Images appear in the records below; leave them out and repeat everything else exactly.

▬▬▬▬▬▬▬▬▬▬

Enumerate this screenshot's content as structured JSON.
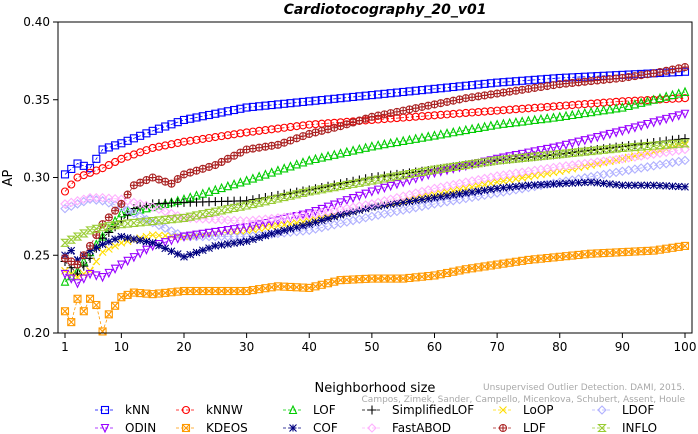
{
  "chart_data": {
    "type": "line",
    "title": "Cardiotocography_20_v01",
    "xlabel": "Neighborhood size",
    "ylabel": "AP",
    "xlim": [
      1,
      100
    ],
    "ylim": [
      0.2,
      0.4
    ],
    "xticks": [
      1,
      10,
      20,
      30,
      40,
      50,
      60,
      70,
      80,
      90,
      100
    ],
    "yticks": [
      0.2,
      0.25,
      0.3,
      0.35,
      0.4
    ],
    "ytick_labels": [
      "0.20",
      "0.25",
      "0.30",
      "0.35",
      "0.40"
    ],
    "grid": false,
    "legend_position": "bottom",
    "credit_lines": [
      "Unsupervised Outlier Detection. DAMI, 2015.",
      "Campos, Zimek, Sander, Campello, Micenkova, Schubert, Assent, Houle"
    ],
    "series": [
      {
        "name": "kNN",
        "color": "#0000ff",
        "marker": "square",
        "x": [
          1,
          3,
          5,
          7,
          10,
          15,
          20,
          30,
          40,
          50,
          60,
          70,
          80,
          90,
          100
        ],
        "y": [
          0.302,
          0.309,
          0.306,
          0.318,
          0.322,
          0.33,
          0.337,
          0.345,
          0.349,
          0.353,
          0.357,
          0.361,
          0.364,
          0.366,
          0.368
        ]
      },
      {
        "name": "kNNW",
        "color": "#ff0000",
        "marker": "circle",
        "x": [
          1,
          3,
          5,
          7,
          10,
          15,
          20,
          30,
          40,
          50,
          60,
          70,
          80,
          90,
          100
        ],
        "y": [
          0.291,
          0.3,
          0.303,
          0.306,
          0.312,
          0.319,
          0.323,
          0.329,
          0.334,
          0.337,
          0.34,
          0.343,
          0.346,
          0.349,
          0.351
        ]
      },
      {
        "name": "LOF",
        "color": "#00cc00",
        "marker": "triangle-up",
        "x": [
          1,
          3,
          5,
          7,
          10,
          15,
          20,
          30,
          40,
          50,
          60,
          70,
          80,
          90,
          100
        ],
        "y": [
          0.233,
          0.24,
          0.252,
          0.262,
          0.277,
          0.281,
          0.286,
          0.298,
          0.311,
          0.32,
          0.327,
          0.334,
          0.339,
          0.345,
          0.355
        ]
      },
      {
        "name": "SimplifiedLOF",
        "color": "#000000",
        "marker": "plus",
        "x": [
          1,
          3,
          5,
          7,
          10,
          12,
          15,
          20,
          30,
          40,
          50,
          60,
          70,
          80,
          90,
          100
        ],
        "y": [
          0.246,
          0.238,
          0.248,
          0.261,
          0.272,
          0.28,
          0.283,
          0.284,
          0.285,
          0.292,
          0.3,
          0.305,
          0.311,
          0.315,
          0.32,
          0.325
        ]
      },
      {
        "name": "LoOP",
        "color": "#ffdd00",
        "marker": "x",
        "x": [
          1,
          3,
          5,
          7,
          10,
          15,
          20,
          30,
          40,
          50,
          60,
          70,
          80,
          90,
          100
        ],
        "y": [
          0.24,
          0.236,
          0.24,
          0.252,
          0.258,
          0.263,
          0.262,
          0.266,
          0.272,
          0.281,
          0.289,
          0.297,
          0.304,
          0.312,
          0.321
        ]
      },
      {
        "name": "LDOF",
        "color": "#b0b0ff",
        "marker": "diamond",
        "x": [
          1,
          3,
          5,
          7,
          10,
          15,
          20,
          30,
          40,
          50,
          60,
          70,
          80,
          90,
          100
        ],
        "y": [
          0.28,
          0.283,
          0.286,
          0.285,
          0.281,
          0.271,
          0.262,
          0.262,
          0.266,
          0.275,
          0.283,
          0.29,
          0.297,
          0.304,
          0.311
        ]
      },
      {
        "name": "ODIN",
        "color": "#9900ff",
        "marker": "triangle-down",
        "x": [
          1,
          3,
          5,
          7,
          10,
          15,
          20,
          30,
          40,
          50,
          60,
          70,
          80,
          90,
          100
        ],
        "y": [
          0.238,
          0.232,
          0.238,
          0.236,
          0.244,
          0.256,
          0.262,
          0.268,
          0.277,
          0.291,
          0.303,
          0.312,
          0.32,
          0.33,
          0.341
        ]
      },
      {
        "name": "KDEOS",
        "color": "#ff9900",
        "marker": "square-x",
        "x": [
          1,
          2,
          3,
          4,
          5,
          6,
          7,
          8,
          10,
          12,
          15,
          20,
          25,
          30,
          35,
          40,
          45,
          50,
          55,
          60,
          65,
          70,
          75,
          80,
          85,
          90,
          95,
          100
        ],
        "y": [
          0.214,
          0.207,
          0.222,
          0.214,
          0.222,
          0.218,
          0.201,
          0.212,
          0.223,
          0.226,
          0.225,
          0.227,
          0.227,
          0.227,
          0.23,
          0.229,
          0.234,
          0.235,
          0.235,
          0.237,
          0.241,
          0.244,
          0.247,
          0.249,
          0.251,
          0.252,
          0.253,
          0.256
        ]
      },
      {
        "name": "COF",
        "color": "#000080",
        "marker": "asterisk",
        "x": [
          1,
          2,
          3,
          5,
          7,
          10,
          15,
          20,
          25,
          30,
          35,
          40,
          45,
          50,
          55,
          60,
          65,
          70,
          75,
          80,
          85,
          90,
          95,
          100
        ],
        "y": [
          0.25,
          0.253,
          0.247,
          0.253,
          0.257,
          0.262,
          0.258,
          0.249,
          0.256,
          0.259,
          0.265,
          0.27,
          0.276,
          0.281,
          0.284,
          0.287,
          0.29,
          0.293,
          0.295,
          0.296,
          0.297,
          0.295,
          0.295,
          0.294
        ]
      },
      {
        "name": "FastABOD",
        "color": "#ffb0ff",
        "marker": "diamond",
        "x": [
          1,
          3,
          5,
          7,
          10,
          15,
          20,
          30,
          40,
          50,
          60,
          70,
          80,
          90,
          100
        ],
        "y": [
          0.283,
          0.285,
          0.287,
          0.287,
          0.286,
          0.281,
          0.274,
          0.272,
          0.276,
          0.283,
          0.293,
          0.301,
          0.307,
          0.312,
          0.318
        ]
      },
      {
        "name": "LDF",
        "color": "#aa2222",
        "marker": "circle-plus",
        "x": [
          1,
          3,
          5,
          7,
          10,
          12,
          15,
          18,
          20,
          25,
          30,
          35,
          40,
          45,
          50,
          55,
          60,
          65,
          70,
          75,
          80,
          85,
          90,
          95,
          100
        ],
        "y": [
          0.248,
          0.244,
          0.256,
          0.27,
          0.283,
          0.295,
          0.3,
          0.296,
          0.302,
          0.308,
          0.318,
          0.321,
          0.328,
          0.333,
          0.339,
          0.343,
          0.347,
          0.351,
          0.354,
          0.357,
          0.36,
          0.362,
          0.364,
          0.367,
          0.371
        ]
      },
      {
        "name": "INFLO",
        "color": "#99cc33",
        "marker": "hourglass",
        "x": [
          1,
          3,
          5,
          7,
          10,
          15,
          20,
          30,
          40,
          50,
          60,
          70,
          80,
          90,
          100
        ],
        "y": [
          0.258,
          0.262,
          0.266,
          0.268,
          0.27,
          0.272,
          0.274,
          0.282,
          0.291,
          0.298,
          0.305,
          0.311,
          0.315,
          0.319,
          0.322
        ]
      }
    ]
  }
}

▬▬▬▬▬▬▬▬▬▬

• [THE SOLUTION]:
Enumerate this screenshot's content as structured JSON.
{
  "chart_data": {
    "type": "line",
    "title": "Cardiotocography_20_v01",
    "xlabel": "Neighborhood size",
    "ylabel": "AP",
    "xlim": [
      1,
      100
    ],
    "ylim": [
      0.2,
      0.4
    ],
    "xticks": [
      1,
      10,
      20,
      30,
      40,
      50,
      60,
      70,
      80,
      90,
      100
    ],
    "yticks": [
      0.2,
      0.25,
      0.3,
      0.35,
      0.4
    ],
    "ytick_labels": [
      "0.20",
      "0.25",
      "0.30",
      "0.35",
      "0.40"
    ],
    "grid": false,
    "legend_position": "bottom",
    "credit_lines": [
      "Unsupervised Outlier Detection. DAMI, 2015.",
      "Campos, Zimek, Sander, Campello, Micenkova, Schubert, Assent, Houle"
    ],
    "series": [
      {
        "name": "kNN",
        "color": "#0000ff",
        "marker": "square",
        "x": [
          1,
          3,
          5,
          7,
          10,
          15,
          20,
          30,
          40,
          50,
          60,
          70,
          80,
          90,
          100
        ],
        "y": [
          0.302,
          0.309,
          0.306,
          0.318,
          0.322,
          0.33,
          0.337,
          0.345,
          0.349,
          0.353,
          0.357,
          0.361,
          0.364,
          0.366,
          0.368
        ]
      },
      {
        "name": "kNNW",
        "color": "#ff0000",
        "marker": "circle",
        "x": [
          1,
          3,
          5,
          7,
          10,
          15,
          20,
          30,
          40,
          50,
          60,
          70,
          80,
          90,
          100
        ],
        "y": [
          0.291,
          0.3,
          0.303,
          0.306,
          0.312,
          0.319,
          0.323,
          0.329,
          0.334,
          0.337,
          0.34,
          0.343,
          0.346,
          0.349,
          0.351
        ]
      },
      {
        "name": "LOF",
        "color": "#00cc00",
        "marker": "triangle-up",
        "x": [
          1,
          3,
          5,
          7,
          10,
          15,
          20,
          30,
          40,
          50,
          60,
          70,
          80,
          90,
          100
        ],
        "y": [
          0.233,
          0.24,
          0.252,
          0.262,
          0.277,
          0.281,
          0.286,
          0.298,
          0.311,
          0.32,
          0.327,
          0.334,
          0.339,
          0.345,
          0.355
        ]
      },
      {
        "name": "SimplifiedLOF",
        "color": "#000000",
        "marker": "plus",
        "x": [
          1,
          3,
          5,
          7,
          10,
          12,
          15,
          20,
          30,
          40,
          50,
          60,
          70,
          80,
          90,
          100
        ],
        "y": [
          0.246,
          0.238,
          0.248,
          0.261,
          0.272,
          0.28,
          0.283,
          0.284,
          0.285,
          0.292,
          0.3,
          0.305,
          0.311,
          0.315,
          0.32,
          0.325
        ]
      },
      {
        "name": "LoOP",
        "color": "#ffdd00",
        "marker": "x",
        "x": [
          1,
          3,
          5,
          7,
          10,
          15,
          20,
          30,
          40,
          50,
          60,
          70,
          80,
          90,
          100
        ],
        "y": [
          0.24,
          0.236,
          0.24,
          0.252,
          0.258,
          0.263,
          0.262,
          0.266,
          0.272,
          0.281,
          0.289,
          0.297,
          0.304,
          0.312,
          0.321
        ]
      },
      {
        "name": "LDOF",
        "color": "#b0b0ff",
        "marker": "diamond",
        "x": [
          1,
          3,
          5,
          7,
          10,
          15,
          20,
          30,
          40,
          50,
          60,
          70,
          80,
          90,
          100
        ],
        "y": [
          0.28,
          0.283,
          0.286,
          0.285,
          0.281,
          0.271,
          0.262,
          0.262,
          0.266,
          0.275,
          0.283,
          0.29,
          0.297,
          0.304,
          0.311
        ]
      },
      {
        "name": "ODIN",
        "color": "#9900ff",
        "marker": "triangle-down",
        "x": [
          1,
          3,
          5,
          7,
          10,
          15,
          20,
          30,
          40,
          50,
          60,
          70,
          80,
          90,
          100
        ],
        "y": [
          0.238,
          0.232,
          0.238,
          0.236,
          0.244,
          0.256,
          0.262,
          0.268,
          0.277,
          0.291,
          0.303,
          0.312,
          0.32,
          0.33,
          0.341
        ]
      },
      {
        "name": "KDEOS",
        "color": "#ff9900",
        "marker": "square-x",
        "x": [
          1,
          2,
          3,
          4,
          5,
          6,
          7,
          8,
          10,
          12,
          15,
          20,
          25,
          30,
          35,
          40,
          45,
          50,
          55,
          60,
          65,
          70,
          75,
          80,
          85,
          90,
          95,
          100
        ],
        "y": [
          0.214,
          0.207,
          0.222,
          0.214,
          0.222,
          0.218,
          0.201,
          0.212,
          0.223,
          0.226,
          0.225,
          0.227,
          0.227,
          0.227,
          0.23,
          0.229,
          0.234,
          0.235,
          0.235,
          0.237,
          0.241,
          0.244,
          0.247,
          0.249,
          0.251,
          0.252,
          0.253,
          0.256
        ]
      },
      {
        "name": "COF",
        "color": "#000080",
        "marker": "asterisk",
        "x": [
          1,
          2,
          3,
          5,
          7,
          10,
          15,
          20,
          25,
          30,
          35,
          40,
          45,
          50,
          55,
          60,
          65,
          70,
          75,
          80,
          85,
          90,
          95,
          100
        ],
        "y": [
          0.25,
          0.253,
          0.247,
          0.253,
          0.257,
          0.262,
          0.258,
          0.249,
          0.256,
          0.259,
          0.265,
          0.27,
          0.276,
          0.281,
          0.284,
          0.287,
          0.29,
          0.293,
          0.295,
          0.296,
          0.297,
          0.295,
          0.295,
          0.294
        ]
      },
      {
        "name": "FastABOD",
        "color": "#ffb0ff",
        "marker": "diamond",
        "x": [
          1,
          3,
          5,
          7,
          10,
          15,
          20,
          30,
          40,
          50,
          60,
          70,
          80,
          90,
          100
        ],
        "y": [
          0.283,
          0.285,
          0.287,
          0.287,
          0.286,
          0.281,
          0.274,
          0.272,
          0.276,
          0.283,
          0.293,
          0.301,
          0.307,
          0.312,
          0.318
        ]
      },
      {
        "name": "LDF",
        "color": "#aa2222",
        "marker": "circle-plus",
        "x": [
          1,
          3,
          5,
          7,
          10,
          12,
          15,
          18,
          20,
          25,
          30,
          35,
          40,
          45,
          50,
          55,
          60,
          65,
          70,
          75,
          80,
          85,
          90,
          95,
          100
        ],
        "y": [
          0.248,
          0.244,
          0.256,
          0.27,
          0.283,
          0.295,
          0.3,
          0.296,
          0.302,
          0.308,
          0.318,
          0.321,
          0.328,
          0.333,
          0.339,
          0.343,
          0.347,
          0.351,
          0.354,
          0.357,
          0.36,
          0.362,
          0.364,
          0.367,
          0.371
        ]
      },
      {
        "name": "INFLO",
        "color": "#99cc33",
        "marker": "hourglass",
        "x": [
          1,
          3,
          5,
          7,
          10,
          15,
          20,
          30,
          40,
          50,
          60,
          70,
          80,
          90,
          100
        ],
        "y": [
          0.258,
          0.262,
          0.266,
          0.268,
          0.27,
          0.272,
          0.274,
          0.282,
          0.291,
          0.298,
          0.305,
          0.311,
          0.315,
          0.319,
          0.322
        ]
      }
    ]
  }
}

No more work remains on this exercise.